▸ **What to produce**: Check each line of the listing below for the word "battery" and say how many lines have it. Nothing else should be written.

▸ **Data for processing**:
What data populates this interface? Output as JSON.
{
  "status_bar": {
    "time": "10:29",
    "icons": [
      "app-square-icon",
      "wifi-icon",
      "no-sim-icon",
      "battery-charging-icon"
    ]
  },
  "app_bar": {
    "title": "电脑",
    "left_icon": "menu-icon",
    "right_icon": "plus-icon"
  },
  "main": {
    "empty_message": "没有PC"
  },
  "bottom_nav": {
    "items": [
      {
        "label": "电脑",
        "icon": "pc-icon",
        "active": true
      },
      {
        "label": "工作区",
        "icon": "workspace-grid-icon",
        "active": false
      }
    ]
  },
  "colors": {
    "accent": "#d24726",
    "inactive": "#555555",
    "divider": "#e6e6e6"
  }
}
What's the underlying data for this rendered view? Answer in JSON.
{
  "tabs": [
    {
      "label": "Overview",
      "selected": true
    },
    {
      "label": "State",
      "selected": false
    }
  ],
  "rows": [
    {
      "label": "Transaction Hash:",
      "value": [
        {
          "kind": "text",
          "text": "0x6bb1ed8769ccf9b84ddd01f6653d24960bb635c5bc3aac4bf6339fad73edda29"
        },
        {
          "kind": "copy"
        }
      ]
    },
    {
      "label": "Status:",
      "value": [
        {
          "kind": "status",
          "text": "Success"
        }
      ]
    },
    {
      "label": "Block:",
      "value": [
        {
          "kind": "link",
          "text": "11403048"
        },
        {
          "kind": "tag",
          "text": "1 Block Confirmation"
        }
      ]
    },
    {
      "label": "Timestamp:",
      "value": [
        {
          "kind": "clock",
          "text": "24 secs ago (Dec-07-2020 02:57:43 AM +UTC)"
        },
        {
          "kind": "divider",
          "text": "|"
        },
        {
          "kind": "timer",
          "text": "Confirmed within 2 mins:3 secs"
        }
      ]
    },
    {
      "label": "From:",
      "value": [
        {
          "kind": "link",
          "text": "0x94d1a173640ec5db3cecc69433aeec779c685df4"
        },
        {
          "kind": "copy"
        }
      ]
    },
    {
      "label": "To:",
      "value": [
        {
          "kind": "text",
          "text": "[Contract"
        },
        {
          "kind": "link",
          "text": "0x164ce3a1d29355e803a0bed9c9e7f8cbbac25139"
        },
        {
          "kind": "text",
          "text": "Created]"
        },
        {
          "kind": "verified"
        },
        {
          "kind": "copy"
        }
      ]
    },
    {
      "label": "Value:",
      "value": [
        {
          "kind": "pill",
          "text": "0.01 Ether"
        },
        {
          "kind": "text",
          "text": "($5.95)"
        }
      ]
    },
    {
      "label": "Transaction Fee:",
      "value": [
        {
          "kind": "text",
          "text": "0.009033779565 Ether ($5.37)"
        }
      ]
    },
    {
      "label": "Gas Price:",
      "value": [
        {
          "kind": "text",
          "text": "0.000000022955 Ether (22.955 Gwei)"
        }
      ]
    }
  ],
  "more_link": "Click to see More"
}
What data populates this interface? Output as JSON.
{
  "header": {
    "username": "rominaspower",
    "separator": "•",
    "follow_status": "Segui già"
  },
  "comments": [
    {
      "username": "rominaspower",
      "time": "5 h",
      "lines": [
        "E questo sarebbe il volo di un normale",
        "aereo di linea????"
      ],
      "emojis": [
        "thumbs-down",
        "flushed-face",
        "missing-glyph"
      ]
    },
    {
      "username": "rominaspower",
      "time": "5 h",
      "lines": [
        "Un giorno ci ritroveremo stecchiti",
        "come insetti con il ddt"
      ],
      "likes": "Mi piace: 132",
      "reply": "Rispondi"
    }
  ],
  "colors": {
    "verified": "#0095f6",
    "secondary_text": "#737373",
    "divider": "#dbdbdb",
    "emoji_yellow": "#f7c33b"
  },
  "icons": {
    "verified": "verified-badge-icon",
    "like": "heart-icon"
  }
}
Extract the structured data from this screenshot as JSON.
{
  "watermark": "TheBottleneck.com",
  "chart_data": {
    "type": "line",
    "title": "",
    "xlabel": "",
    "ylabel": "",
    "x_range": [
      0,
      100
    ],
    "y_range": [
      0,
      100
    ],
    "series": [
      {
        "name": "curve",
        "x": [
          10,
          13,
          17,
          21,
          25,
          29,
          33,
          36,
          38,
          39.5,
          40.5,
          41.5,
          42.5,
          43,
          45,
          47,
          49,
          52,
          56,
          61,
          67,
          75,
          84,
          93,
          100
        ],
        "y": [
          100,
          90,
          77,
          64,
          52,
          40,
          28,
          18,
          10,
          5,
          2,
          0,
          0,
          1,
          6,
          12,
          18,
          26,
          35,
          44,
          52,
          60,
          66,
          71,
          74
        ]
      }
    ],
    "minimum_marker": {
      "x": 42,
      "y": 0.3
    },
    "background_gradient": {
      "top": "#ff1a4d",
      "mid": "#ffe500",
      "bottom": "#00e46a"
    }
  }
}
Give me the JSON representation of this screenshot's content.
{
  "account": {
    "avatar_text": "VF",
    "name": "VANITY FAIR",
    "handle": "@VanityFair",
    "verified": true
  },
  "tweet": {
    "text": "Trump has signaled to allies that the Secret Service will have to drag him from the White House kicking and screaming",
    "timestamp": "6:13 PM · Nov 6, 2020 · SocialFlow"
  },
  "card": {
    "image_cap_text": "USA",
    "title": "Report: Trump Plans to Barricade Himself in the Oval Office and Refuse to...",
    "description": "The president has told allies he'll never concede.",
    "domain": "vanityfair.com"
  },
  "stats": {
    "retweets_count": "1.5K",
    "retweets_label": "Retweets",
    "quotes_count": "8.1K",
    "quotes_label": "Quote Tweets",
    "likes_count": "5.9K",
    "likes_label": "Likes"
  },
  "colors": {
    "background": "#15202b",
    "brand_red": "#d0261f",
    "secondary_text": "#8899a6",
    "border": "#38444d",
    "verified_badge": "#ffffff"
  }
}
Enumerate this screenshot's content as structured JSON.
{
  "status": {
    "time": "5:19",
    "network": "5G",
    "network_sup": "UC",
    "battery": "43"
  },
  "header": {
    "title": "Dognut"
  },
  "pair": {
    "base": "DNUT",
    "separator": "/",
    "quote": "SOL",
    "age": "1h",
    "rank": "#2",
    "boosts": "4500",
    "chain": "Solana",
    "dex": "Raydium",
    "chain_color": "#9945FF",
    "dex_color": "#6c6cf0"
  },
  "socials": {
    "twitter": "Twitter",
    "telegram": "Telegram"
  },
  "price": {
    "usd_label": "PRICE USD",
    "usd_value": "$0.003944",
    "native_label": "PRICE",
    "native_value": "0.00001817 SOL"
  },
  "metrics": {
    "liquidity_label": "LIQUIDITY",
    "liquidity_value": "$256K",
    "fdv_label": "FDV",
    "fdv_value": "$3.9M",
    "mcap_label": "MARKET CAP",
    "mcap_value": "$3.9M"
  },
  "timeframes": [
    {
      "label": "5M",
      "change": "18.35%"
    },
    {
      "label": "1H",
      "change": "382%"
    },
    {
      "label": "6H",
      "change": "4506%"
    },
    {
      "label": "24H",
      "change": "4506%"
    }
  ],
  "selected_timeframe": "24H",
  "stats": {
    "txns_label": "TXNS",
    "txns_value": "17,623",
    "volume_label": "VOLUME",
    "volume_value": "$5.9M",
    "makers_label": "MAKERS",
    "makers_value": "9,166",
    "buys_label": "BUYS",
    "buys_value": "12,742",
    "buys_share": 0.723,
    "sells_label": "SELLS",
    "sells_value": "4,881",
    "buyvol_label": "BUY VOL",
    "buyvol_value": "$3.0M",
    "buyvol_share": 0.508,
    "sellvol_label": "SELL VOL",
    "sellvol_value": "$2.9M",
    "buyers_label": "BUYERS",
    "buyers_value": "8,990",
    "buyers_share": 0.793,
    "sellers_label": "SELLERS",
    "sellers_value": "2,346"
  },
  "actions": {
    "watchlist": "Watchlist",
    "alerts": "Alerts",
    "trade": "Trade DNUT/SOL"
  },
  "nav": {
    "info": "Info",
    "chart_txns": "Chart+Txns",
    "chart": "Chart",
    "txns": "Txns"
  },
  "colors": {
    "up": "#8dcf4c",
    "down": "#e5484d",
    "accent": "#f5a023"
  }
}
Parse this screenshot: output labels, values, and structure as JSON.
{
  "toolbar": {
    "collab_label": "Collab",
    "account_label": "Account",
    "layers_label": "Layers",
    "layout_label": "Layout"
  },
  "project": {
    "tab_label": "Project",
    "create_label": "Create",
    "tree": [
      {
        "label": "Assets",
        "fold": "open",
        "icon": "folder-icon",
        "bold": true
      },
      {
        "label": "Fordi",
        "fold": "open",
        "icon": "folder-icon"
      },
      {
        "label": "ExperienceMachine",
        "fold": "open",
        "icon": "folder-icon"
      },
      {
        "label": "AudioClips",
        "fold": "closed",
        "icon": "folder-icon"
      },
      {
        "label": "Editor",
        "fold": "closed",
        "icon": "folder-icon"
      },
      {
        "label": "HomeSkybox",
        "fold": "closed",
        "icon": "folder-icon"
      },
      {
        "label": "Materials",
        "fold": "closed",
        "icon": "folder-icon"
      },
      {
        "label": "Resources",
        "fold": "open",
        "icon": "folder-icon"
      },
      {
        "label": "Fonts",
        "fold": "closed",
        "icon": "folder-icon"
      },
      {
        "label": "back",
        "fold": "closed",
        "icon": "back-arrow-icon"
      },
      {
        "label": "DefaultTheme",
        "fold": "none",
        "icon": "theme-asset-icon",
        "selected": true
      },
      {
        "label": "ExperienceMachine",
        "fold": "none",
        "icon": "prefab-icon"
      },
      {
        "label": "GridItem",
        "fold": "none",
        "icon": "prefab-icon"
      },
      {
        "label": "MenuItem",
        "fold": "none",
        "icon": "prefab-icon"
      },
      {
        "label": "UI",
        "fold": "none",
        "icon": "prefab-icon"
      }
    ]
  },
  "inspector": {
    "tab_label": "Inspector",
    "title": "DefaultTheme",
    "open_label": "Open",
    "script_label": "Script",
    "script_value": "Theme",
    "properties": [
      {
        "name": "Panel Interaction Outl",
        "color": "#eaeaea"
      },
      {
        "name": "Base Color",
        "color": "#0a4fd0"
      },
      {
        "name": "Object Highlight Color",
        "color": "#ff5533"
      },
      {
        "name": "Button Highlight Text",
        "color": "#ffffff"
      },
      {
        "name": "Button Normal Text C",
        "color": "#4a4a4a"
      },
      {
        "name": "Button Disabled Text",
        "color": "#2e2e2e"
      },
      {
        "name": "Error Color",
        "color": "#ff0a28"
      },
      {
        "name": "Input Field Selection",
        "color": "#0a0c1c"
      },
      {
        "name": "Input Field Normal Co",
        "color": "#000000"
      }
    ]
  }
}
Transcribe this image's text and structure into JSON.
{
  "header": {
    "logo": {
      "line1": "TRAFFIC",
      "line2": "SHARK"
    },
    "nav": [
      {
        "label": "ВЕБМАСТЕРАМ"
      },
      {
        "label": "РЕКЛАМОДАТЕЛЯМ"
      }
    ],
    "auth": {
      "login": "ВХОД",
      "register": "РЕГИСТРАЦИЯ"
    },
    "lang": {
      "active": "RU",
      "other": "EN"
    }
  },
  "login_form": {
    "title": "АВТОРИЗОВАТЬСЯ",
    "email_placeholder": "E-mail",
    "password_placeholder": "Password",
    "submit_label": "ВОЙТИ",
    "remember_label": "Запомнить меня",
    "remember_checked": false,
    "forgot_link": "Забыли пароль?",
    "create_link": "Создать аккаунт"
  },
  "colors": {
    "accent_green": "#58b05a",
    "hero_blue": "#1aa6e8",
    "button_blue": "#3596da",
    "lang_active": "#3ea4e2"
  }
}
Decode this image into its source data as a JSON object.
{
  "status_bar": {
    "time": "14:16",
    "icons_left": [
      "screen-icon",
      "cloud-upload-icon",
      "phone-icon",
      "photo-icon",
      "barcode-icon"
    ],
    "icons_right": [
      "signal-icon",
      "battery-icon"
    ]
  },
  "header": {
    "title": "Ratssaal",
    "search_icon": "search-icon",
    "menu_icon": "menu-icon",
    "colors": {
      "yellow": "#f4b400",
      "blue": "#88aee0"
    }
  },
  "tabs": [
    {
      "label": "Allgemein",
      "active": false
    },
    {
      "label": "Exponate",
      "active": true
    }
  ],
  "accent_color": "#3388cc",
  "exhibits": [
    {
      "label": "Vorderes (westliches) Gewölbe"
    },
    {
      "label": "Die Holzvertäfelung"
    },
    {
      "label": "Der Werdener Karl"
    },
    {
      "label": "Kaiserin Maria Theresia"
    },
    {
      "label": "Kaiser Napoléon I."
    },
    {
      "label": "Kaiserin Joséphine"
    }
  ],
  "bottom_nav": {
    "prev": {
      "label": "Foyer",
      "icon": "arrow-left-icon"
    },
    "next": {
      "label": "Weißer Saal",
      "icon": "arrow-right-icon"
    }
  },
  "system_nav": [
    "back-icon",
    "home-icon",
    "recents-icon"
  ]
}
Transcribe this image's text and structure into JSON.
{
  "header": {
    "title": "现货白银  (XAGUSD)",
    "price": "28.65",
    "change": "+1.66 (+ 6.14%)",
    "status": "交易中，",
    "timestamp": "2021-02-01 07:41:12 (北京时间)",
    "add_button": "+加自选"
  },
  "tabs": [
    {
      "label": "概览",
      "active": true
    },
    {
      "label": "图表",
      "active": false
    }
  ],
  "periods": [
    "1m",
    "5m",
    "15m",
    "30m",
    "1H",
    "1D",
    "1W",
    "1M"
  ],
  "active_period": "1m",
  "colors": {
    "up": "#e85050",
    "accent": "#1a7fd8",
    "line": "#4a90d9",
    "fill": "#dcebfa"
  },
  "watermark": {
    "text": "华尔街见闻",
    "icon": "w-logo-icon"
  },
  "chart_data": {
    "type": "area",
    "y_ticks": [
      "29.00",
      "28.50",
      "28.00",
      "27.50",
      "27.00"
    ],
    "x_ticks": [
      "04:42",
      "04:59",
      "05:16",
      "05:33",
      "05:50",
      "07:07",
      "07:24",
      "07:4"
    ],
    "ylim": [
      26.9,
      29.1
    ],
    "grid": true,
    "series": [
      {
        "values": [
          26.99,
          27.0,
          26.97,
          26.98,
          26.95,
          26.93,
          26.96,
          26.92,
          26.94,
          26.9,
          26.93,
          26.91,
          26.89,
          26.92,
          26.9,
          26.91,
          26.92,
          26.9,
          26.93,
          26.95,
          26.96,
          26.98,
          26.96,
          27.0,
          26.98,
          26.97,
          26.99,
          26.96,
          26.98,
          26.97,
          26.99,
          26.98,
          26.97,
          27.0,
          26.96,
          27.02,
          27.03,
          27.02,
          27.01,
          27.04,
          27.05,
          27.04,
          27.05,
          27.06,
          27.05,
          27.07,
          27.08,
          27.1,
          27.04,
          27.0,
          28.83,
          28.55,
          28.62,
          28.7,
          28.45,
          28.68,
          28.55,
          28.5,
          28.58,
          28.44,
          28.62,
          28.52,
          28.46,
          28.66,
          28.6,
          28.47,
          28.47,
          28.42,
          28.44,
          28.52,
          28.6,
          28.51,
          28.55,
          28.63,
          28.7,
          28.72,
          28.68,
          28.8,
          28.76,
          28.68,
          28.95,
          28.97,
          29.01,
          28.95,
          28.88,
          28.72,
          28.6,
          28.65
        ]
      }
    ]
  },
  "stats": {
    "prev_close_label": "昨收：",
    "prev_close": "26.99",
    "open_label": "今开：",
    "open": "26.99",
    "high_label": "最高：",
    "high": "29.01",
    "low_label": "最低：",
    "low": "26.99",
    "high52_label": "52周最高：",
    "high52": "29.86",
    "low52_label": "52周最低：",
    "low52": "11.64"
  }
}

▸ **Complete response**: 3